• [REQUIRED TASK]: From the listing below, pull out the lines that hold "variance".

----------------------------------------

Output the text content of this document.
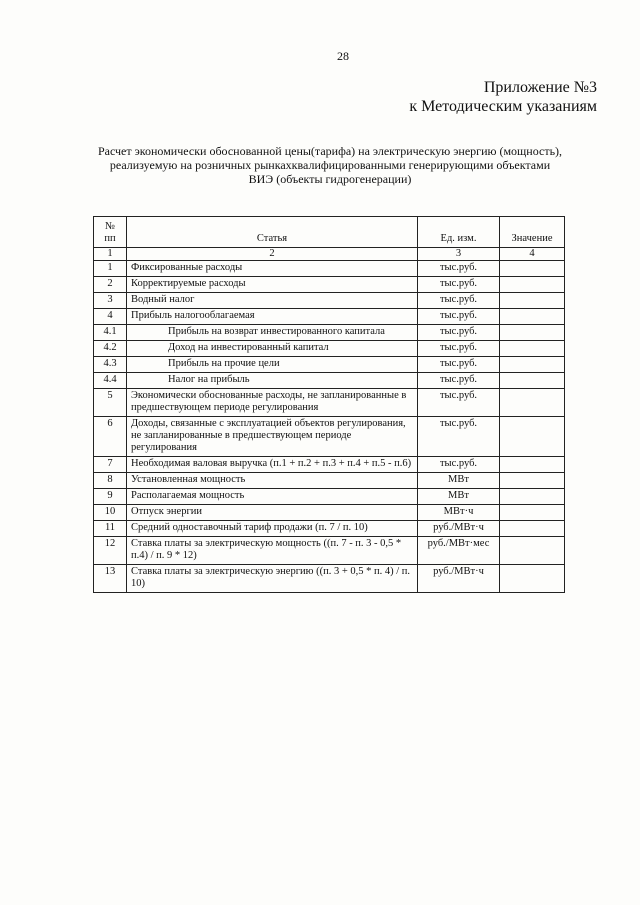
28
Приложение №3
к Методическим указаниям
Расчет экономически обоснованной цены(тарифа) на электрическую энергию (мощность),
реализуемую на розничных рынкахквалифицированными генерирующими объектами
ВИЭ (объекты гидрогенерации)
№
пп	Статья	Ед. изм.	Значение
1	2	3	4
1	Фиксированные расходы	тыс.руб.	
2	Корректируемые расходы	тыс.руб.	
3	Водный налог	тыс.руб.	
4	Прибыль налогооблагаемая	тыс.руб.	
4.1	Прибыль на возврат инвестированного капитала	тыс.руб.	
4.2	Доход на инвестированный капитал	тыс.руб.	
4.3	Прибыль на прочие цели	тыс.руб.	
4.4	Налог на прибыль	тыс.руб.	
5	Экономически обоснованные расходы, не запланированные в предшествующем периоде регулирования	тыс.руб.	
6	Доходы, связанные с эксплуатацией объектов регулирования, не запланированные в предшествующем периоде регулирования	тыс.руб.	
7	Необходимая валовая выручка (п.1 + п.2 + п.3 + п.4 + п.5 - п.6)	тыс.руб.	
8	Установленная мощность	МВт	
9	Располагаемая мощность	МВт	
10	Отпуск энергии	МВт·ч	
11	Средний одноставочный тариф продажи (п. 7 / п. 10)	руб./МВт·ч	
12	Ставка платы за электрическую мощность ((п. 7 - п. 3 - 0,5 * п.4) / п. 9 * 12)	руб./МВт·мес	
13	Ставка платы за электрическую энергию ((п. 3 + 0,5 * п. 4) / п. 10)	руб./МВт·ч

----------------------------------------

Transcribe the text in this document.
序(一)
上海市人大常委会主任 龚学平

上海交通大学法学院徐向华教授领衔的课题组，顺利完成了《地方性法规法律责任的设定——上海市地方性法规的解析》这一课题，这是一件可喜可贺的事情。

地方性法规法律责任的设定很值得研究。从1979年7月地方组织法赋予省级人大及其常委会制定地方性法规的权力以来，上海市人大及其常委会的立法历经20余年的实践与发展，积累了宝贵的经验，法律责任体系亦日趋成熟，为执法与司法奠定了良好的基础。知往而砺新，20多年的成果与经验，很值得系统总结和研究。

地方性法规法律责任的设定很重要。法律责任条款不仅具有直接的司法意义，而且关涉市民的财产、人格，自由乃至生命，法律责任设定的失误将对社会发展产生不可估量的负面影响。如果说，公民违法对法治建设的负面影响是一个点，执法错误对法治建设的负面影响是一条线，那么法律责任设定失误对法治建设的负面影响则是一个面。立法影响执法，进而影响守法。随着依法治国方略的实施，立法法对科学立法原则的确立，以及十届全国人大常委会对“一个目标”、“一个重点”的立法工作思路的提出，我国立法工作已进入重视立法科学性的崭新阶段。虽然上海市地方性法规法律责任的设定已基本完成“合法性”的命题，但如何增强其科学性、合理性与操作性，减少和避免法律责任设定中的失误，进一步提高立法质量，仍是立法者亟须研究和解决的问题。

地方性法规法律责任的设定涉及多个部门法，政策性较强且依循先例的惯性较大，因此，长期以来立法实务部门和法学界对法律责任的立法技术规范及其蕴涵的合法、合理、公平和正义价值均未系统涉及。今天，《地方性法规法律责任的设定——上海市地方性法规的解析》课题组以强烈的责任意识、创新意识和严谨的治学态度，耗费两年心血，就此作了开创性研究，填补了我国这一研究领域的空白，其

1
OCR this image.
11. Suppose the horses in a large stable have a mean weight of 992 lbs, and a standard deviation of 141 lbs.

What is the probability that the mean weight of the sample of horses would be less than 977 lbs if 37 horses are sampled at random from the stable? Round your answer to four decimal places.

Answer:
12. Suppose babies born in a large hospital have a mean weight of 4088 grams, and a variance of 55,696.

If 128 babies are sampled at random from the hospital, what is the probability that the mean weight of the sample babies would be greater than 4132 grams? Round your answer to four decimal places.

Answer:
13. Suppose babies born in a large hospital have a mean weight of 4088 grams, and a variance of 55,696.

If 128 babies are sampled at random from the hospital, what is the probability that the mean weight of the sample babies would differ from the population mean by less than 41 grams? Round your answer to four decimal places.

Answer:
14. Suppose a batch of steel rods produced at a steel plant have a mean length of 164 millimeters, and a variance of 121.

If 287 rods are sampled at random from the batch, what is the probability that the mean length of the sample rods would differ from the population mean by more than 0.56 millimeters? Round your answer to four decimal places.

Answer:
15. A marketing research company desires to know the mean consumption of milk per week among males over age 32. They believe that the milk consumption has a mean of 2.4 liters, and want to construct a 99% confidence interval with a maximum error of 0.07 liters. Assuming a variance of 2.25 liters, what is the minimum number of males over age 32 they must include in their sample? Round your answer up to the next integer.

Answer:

----------------------------------------

• [TASK RESULT]:
12. Suppose babies born in a large hospital have a mean weight of 4088 grams, and a variance of 55,696.
13. Suppose babies born in a large hospital have a mean weight of 4088 grams, and a variance of 55,696.
14. Suppose a batch of steel rods produced at a steel plant have a mean length of 164 millimeters, and a variance of 121.
15. A marketing research company desires to know the mean consumption of milk per week among males over age 32. They believe that the milk consumption has a mean of 2.4 liters, and want to construct a 99% confidence interval with a maximum error of 0.07 liters. Assuming a variance of 2.25 liters, what is the minimum number of males over age 32 they must include in their sample? Round your answer up to the next integer.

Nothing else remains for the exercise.